-------- Records provided --------

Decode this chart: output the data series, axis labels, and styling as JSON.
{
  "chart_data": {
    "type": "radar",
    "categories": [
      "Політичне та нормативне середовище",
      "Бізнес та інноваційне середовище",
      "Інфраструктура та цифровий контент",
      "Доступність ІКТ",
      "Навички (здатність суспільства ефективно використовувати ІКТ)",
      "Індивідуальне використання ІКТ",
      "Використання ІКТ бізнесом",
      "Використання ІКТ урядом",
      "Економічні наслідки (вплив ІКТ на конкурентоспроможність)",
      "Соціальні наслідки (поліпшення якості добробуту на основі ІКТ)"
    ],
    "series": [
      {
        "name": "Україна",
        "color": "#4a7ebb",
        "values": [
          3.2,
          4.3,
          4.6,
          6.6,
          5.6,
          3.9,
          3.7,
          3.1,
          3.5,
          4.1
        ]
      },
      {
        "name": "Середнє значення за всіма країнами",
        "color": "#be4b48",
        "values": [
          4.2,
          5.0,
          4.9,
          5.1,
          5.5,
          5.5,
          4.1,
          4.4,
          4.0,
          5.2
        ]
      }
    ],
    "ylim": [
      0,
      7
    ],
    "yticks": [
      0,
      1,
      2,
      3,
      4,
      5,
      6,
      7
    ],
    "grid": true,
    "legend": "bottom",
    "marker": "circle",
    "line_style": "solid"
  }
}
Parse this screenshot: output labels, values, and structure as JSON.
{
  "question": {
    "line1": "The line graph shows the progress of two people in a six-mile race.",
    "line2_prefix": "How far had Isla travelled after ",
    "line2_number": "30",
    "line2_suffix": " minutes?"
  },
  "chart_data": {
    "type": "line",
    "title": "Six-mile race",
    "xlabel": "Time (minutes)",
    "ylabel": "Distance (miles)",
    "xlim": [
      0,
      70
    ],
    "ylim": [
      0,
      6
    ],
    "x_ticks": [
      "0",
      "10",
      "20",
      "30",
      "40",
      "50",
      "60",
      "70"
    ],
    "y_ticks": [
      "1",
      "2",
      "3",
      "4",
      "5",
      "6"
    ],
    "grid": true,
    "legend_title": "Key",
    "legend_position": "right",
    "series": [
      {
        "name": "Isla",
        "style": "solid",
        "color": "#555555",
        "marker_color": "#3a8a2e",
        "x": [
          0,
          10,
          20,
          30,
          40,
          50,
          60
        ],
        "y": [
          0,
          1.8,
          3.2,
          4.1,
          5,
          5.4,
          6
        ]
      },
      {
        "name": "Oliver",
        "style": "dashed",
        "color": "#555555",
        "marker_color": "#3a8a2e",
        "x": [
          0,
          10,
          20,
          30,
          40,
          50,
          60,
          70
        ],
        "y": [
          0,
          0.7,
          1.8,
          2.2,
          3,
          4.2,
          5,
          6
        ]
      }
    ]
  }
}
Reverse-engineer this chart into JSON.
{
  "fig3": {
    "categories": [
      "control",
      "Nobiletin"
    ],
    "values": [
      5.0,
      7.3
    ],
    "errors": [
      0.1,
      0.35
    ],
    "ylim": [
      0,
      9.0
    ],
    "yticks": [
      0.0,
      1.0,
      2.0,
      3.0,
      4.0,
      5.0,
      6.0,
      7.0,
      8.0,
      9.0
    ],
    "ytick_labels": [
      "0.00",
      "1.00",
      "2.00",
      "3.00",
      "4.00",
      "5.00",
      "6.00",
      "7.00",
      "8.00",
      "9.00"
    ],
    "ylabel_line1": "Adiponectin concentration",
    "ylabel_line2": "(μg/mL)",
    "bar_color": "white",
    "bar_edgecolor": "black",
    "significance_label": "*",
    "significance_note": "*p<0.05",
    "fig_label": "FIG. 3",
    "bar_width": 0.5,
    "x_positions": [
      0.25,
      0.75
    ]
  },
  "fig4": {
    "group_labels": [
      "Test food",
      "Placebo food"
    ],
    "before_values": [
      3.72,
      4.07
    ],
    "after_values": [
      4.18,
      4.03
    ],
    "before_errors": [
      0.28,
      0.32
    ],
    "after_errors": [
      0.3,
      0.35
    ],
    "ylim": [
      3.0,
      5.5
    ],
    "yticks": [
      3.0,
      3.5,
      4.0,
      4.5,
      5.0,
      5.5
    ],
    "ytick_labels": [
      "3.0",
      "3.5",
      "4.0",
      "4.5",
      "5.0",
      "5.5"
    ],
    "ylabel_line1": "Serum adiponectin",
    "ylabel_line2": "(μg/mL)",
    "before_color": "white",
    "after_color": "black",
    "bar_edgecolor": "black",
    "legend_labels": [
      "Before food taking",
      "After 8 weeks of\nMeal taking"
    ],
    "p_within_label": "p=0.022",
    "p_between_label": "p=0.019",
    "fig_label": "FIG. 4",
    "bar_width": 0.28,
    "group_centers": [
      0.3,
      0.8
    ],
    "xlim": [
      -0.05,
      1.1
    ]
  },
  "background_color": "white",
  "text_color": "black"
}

--------

Exercise directions:
Look through the data above. Find each line with the string "name" and copy it.

Exercise output:
        "name": "Україна",
        "name": "Середнє значення за всіма країнами",
        "name": "Isla",
        "name": "Oliver",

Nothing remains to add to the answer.